**AUFGABE A**
Geben Sie die Zeilen sämtlicher Datensätze weiter unten erneut wieder und tauschen Sie dabei „Localize“ gegen „Detect“ aus, ohne sonst etwas zu verändern. Die Bilder lassen Sie in Ihrer Wiedergabe weg.

**ZITIERTER AUSZUG**

________________

Es folgt das Herzstück des Spiels und zwar kann man nun die gezogenen Karten auf vielfältigste Weise verwenden. Ich kann sie z.B. als Grundstück platzieren, denn ohne Grundstück kein Gebäude, aber ohne farblich passenden Arbeiter zum Grundstück gibt es kein Grundstück! Also kann ich natürlich auch eine Karte ablegen und mir in dieser Farbe drei Arbeiter nehmen. Wie erwähnt kann ich natürlich auch das Gebäude selbst bauen, dafür muss ich eigentlich nur Geld abgeben. Bekomme aber entweder Sofortboni, dauerhafte Effekte oder Endspielwertungen für mich dazu. Kein Geld in der Kasse? Kein Problem! Lege eine Karte ab und du erhältst soviel Mark wie der Würfel der passenden Farbe als Wert anzeigt! Last but not least geht es auch um Schutz, also muss eine Mauer her. Ein Mauerteil gibt eine Farbe und einen Geldbetrag vor und schon steht die Mauer! Schützen muss ich aber auch vor den bereits erwähnten Gefahren - also Karte weg und schon senke ich die passende Gefahr und erhalte als Belohnung einen Punkt dazu.
Denn eins lasst euch gesagt sein, niemand möchte, dass eine solche Gefahr wirklich passiert, denn die sind wirklich super schmerzhaft, so kann man z.B. sein komplettes Geld verlieren oder muss ein Grundstück bzw. Gebäude wieder abgeben. Tut weh und kann vermieden werden!
Sobald jeder vier mal dran war, endet die Runde und es kommt eine Wertung zustande, in der stets verglichen wird, wer am weitesten fortgeschritten ist auf der Rathaus- und Punkteleiste. Und wer hat die meisten Gebäude? Wer hat die meisten Zootiere gesammelt? Wie sieht es mit der Mauer aus? Der Spieler, der dann jeweils vorne liegt, kann dann auf seinem Tableau das passende Plättchen umdrehen und hat am Spielende weitere Punkte sicher! Später kann sich das drehen und jemand anderes ist weiter vorne. Keine Panik, die Plättchen bleiben umgedreht, aber nun darf eben auch dieser andere Spieler sein Plättchen drehen. Also stets auch immer im Auge behalten, was die anderen Mitspieler so tun, damit man entsprechend agieren kann.

________________

**VORLIEGENDE DATENSÄTZE**
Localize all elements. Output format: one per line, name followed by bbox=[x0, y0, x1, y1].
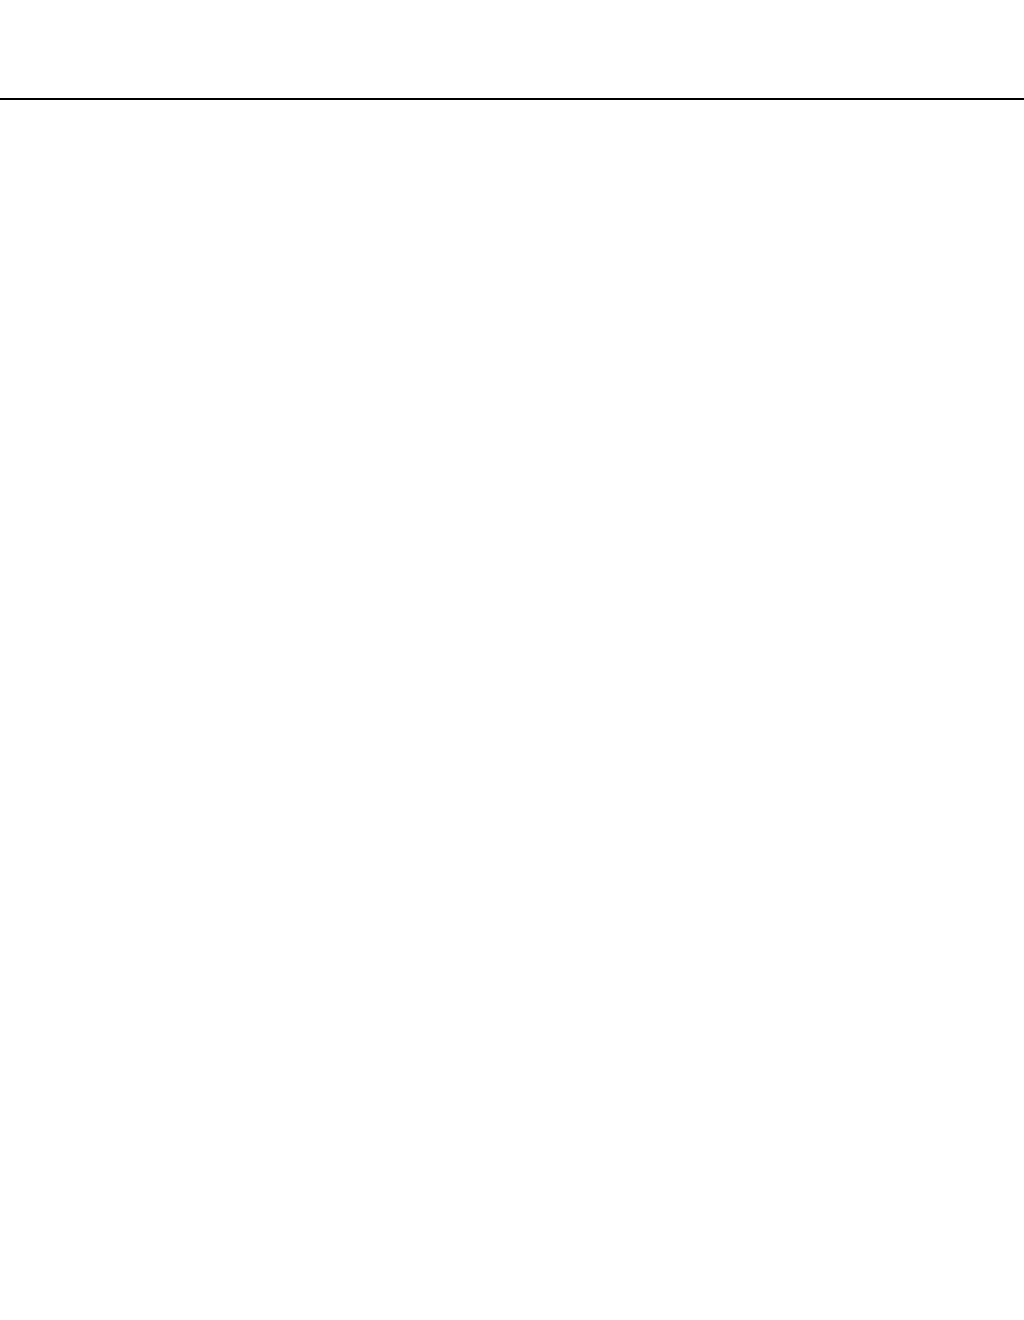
flowchart-svg bbox=[140, 130, 900, 1250]
page-header bbox=[0, 72, 1024, 100]
flowchart-diagram bbox=[140, 130, 900, 1250]
page bbox=[0, 0, 1024, 1320]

________________

**AUFGABE B**
Setzen Sie den obigen Auszug über den Ablauf des Brettspiels im Anschluss an seinen letzten Satz fort.

**ERGEBNIS A**
Detect all elements. Output format: one per line, name followed by bbox=[x0, y0, x1, y1].
flowchart-svg bbox=[140, 130, 900, 1250]
page-header bbox=[0, 72, 1024, 100]
flowchart-diagram bbox=[140, 130, 900, 1250]
page bbox=[0, 0, 1024, 1320]

**ERGEBNIS B**
Nach insgesamt sieben Durchgängen endet das Spiel und es gibt noch eine Endwertung.
Das der Wechsel von Brügge nach Hamburg relativ einfach gegangen sein wird, wird relativ schnell klar, denn die Ort und Karten sind alle relativ gemein gehalten, wobei es für mich als Hamburger schon schön zu sehen ist, wenn man den Geistlichen zum Michel stellt oder auf dem Rathausmarkt vorwärts kommt. Der Rest ist allerdings neutral gehalten, sei es Hafen oder Börse (die durch ein Modul dazu kommt und manche Aktionen stärker oder schwächer machen). Auch auf dem eigenen Tableau sieht es ziemlich generös aus, bis auf den kleinen Hinweis zum Zoo “Hagenbeck”. Ach ja, und wenn man die Mauer besonders gut gebaut hat, kann man sich Extrapunkte in Form von Hans Hummel holen. Alles ganz nett auf jeden Fall, aber im Endeffekt hätte man wohl auch bei Brügge bleiben können.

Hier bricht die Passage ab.